Your objective: Gather all lines in the records below that include the word "Finalizing".

Records provided:

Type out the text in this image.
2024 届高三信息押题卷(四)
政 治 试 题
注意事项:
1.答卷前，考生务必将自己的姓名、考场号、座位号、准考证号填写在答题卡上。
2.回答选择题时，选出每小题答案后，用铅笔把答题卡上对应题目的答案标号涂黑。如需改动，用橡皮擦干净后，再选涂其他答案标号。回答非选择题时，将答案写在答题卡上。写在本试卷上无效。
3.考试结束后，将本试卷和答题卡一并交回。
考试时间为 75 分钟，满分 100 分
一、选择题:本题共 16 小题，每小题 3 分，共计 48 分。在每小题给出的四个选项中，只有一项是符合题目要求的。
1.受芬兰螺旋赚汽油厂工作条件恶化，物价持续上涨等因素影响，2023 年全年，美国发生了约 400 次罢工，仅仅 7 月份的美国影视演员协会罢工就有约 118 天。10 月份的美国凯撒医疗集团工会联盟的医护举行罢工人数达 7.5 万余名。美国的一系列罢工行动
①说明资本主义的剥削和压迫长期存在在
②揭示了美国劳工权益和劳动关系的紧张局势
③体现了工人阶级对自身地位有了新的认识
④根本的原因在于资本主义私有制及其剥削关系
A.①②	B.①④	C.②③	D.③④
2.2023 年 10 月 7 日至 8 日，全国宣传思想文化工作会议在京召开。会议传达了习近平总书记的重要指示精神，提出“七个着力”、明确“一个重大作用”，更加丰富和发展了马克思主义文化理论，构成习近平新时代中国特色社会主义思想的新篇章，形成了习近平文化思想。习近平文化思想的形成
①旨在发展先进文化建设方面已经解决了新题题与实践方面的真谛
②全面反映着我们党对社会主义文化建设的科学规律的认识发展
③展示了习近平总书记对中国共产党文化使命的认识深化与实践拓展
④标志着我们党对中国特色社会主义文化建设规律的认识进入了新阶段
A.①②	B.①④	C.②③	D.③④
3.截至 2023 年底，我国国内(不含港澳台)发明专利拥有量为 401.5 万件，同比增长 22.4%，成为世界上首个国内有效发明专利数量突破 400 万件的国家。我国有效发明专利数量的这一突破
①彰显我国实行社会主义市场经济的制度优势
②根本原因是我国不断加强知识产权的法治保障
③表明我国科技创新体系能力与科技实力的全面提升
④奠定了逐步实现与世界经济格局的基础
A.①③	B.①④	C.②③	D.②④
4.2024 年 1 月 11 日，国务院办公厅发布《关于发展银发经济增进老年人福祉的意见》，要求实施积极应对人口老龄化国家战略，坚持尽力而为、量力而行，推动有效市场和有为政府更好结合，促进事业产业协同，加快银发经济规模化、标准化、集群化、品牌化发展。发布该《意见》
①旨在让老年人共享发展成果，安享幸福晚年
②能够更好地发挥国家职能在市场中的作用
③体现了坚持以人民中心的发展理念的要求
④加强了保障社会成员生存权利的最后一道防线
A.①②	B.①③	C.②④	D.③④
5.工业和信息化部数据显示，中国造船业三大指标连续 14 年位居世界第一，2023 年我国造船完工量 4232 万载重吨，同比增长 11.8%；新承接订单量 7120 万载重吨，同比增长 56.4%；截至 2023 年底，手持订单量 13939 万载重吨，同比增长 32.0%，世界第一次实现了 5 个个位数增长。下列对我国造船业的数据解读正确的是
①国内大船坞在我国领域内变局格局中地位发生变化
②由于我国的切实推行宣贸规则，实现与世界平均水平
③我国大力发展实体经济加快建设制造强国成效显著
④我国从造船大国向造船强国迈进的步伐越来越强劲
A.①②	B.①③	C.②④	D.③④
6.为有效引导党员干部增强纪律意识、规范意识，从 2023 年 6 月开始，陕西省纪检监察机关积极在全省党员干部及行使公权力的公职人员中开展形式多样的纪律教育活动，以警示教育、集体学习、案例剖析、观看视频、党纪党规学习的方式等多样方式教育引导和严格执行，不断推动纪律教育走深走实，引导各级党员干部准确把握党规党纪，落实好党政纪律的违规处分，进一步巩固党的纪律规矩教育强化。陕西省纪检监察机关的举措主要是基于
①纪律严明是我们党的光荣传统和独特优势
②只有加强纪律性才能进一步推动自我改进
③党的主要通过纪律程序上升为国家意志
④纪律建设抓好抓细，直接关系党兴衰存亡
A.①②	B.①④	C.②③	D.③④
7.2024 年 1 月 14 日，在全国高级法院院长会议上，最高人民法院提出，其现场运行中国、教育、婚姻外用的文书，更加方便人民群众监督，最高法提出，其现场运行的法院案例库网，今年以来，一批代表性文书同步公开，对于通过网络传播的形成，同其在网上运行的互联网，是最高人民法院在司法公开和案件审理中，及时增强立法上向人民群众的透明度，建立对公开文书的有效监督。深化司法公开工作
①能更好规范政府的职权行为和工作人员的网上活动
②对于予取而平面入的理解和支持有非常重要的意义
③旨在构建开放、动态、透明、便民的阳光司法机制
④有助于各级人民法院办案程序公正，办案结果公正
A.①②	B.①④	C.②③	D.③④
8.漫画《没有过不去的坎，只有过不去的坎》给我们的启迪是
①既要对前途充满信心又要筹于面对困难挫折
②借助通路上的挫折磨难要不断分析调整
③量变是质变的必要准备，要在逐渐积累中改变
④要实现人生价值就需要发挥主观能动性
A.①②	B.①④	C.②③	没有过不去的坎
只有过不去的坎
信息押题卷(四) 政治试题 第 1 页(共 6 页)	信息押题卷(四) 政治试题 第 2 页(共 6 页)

* * *

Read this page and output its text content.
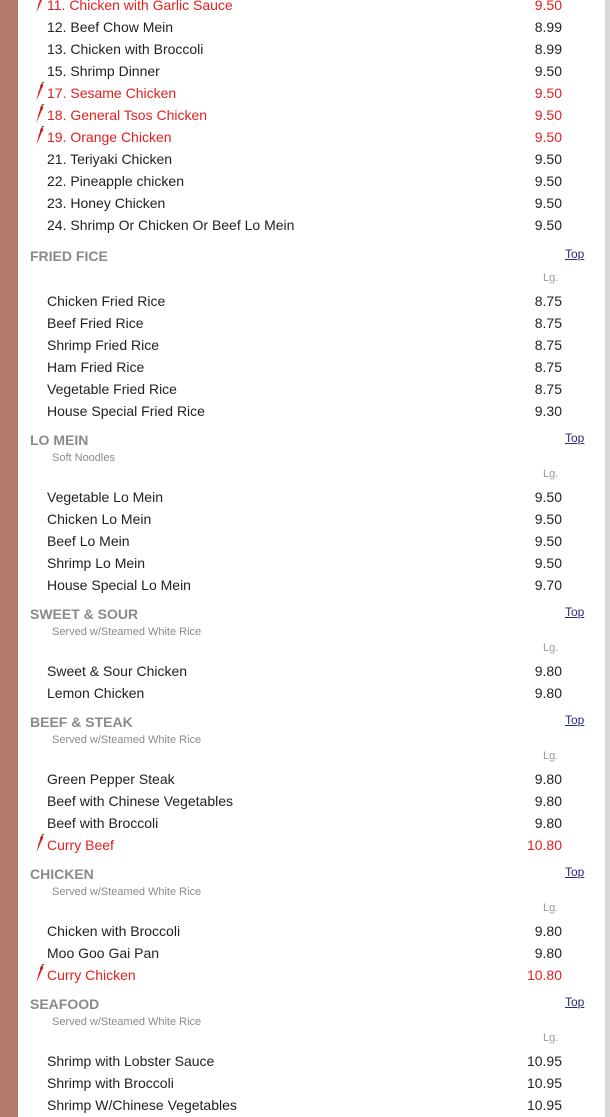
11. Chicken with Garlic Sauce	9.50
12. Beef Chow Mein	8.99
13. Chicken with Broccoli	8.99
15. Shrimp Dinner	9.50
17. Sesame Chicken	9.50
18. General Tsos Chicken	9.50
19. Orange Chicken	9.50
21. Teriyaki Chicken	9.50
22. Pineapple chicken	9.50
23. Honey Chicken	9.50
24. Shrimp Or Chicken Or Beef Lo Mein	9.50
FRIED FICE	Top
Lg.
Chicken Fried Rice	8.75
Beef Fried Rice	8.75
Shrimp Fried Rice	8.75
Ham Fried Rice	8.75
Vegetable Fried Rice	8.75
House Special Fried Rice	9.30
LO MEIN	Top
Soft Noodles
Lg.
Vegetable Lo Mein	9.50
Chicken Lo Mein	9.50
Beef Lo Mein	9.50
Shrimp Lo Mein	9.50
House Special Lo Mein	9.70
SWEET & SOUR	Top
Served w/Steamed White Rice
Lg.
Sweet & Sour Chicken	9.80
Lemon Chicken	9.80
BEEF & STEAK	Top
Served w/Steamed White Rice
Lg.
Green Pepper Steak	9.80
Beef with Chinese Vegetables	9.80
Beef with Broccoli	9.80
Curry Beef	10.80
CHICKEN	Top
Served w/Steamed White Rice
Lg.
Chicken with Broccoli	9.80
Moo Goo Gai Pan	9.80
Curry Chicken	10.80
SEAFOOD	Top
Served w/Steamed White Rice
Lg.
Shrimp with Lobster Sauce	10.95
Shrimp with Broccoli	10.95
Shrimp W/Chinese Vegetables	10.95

...

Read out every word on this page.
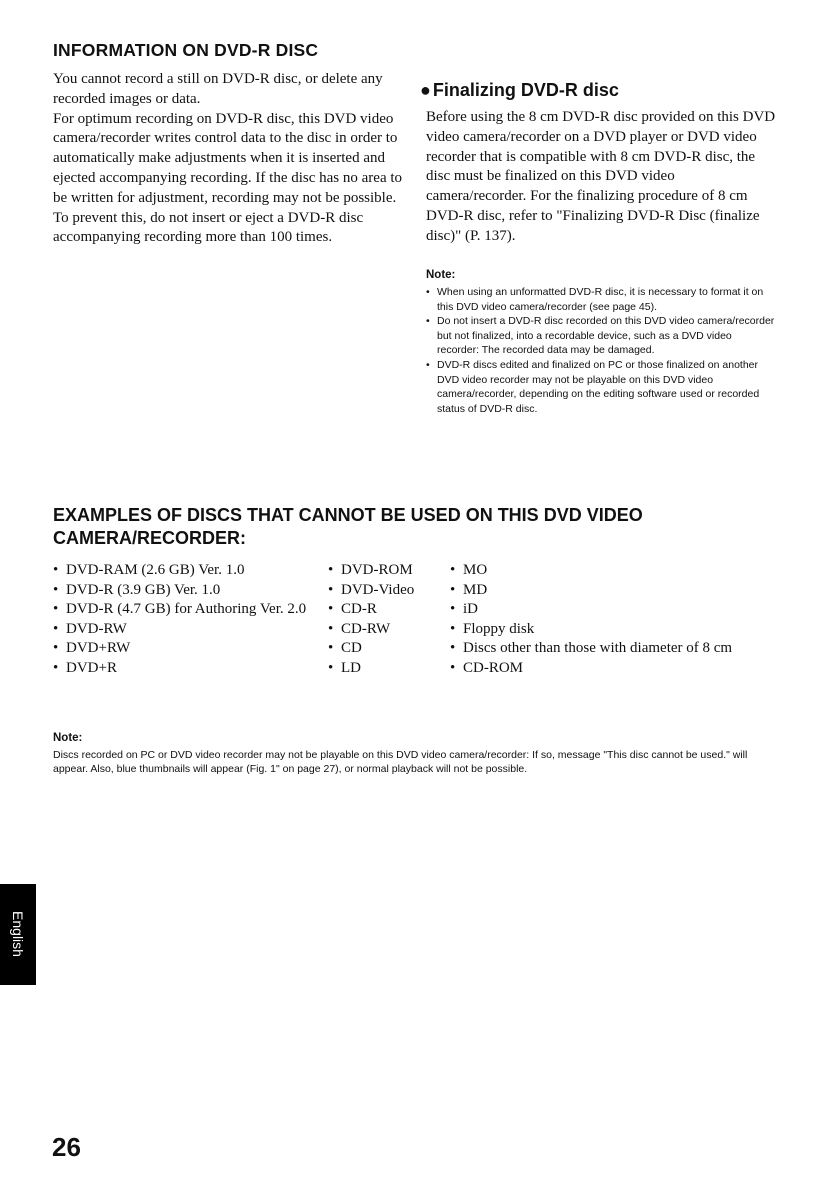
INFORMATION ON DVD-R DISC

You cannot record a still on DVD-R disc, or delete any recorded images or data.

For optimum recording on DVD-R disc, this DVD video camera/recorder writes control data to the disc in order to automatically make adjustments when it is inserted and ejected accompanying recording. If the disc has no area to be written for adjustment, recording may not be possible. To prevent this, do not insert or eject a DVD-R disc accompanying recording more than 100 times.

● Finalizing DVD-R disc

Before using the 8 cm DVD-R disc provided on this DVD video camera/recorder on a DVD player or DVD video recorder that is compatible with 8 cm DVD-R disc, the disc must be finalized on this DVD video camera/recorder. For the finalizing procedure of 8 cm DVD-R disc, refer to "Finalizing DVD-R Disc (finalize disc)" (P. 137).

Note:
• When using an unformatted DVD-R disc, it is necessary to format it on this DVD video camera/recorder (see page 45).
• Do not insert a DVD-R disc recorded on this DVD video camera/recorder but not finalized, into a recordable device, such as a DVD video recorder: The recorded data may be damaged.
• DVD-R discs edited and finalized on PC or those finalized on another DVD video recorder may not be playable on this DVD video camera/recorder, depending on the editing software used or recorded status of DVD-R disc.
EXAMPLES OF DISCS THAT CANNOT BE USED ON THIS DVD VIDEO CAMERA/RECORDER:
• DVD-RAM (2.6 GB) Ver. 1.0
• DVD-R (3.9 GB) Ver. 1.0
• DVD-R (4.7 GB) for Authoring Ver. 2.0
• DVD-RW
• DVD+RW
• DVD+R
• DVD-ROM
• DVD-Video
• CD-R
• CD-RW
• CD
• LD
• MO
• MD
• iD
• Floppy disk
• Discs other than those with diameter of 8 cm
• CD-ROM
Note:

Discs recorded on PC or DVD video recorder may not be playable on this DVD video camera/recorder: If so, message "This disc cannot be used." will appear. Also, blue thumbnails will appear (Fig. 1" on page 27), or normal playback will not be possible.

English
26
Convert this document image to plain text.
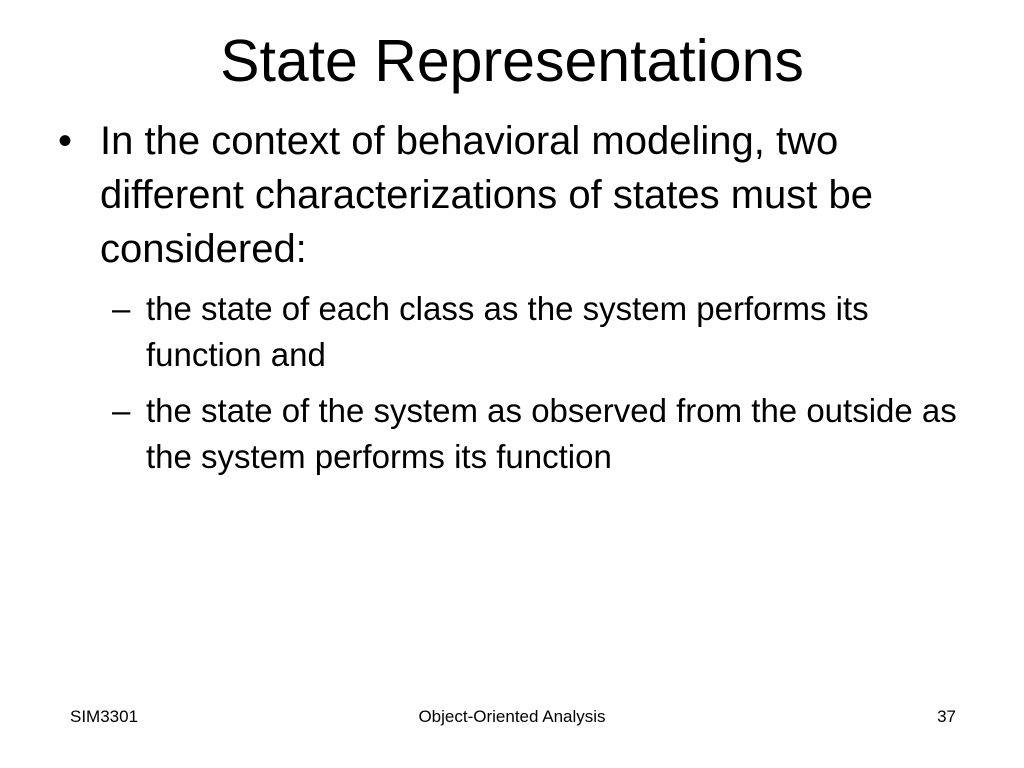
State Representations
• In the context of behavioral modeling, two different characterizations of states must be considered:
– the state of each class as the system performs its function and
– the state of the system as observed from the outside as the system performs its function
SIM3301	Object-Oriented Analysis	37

Full solution:
● Finalizing DVD-R disc
Before using the 8 cm DVD-R disc provided on this DVD video camera/recorder on a DVD player or DVD video recorder that is compatible with 8 cm DVD-R disc, the disc must be finalized on this DVD video camera/recorder. For the finalizing procedure of 8 cm DVD-R disc, refer to "Finalizing DVD-R Disc (finalize disc)" (P. 137).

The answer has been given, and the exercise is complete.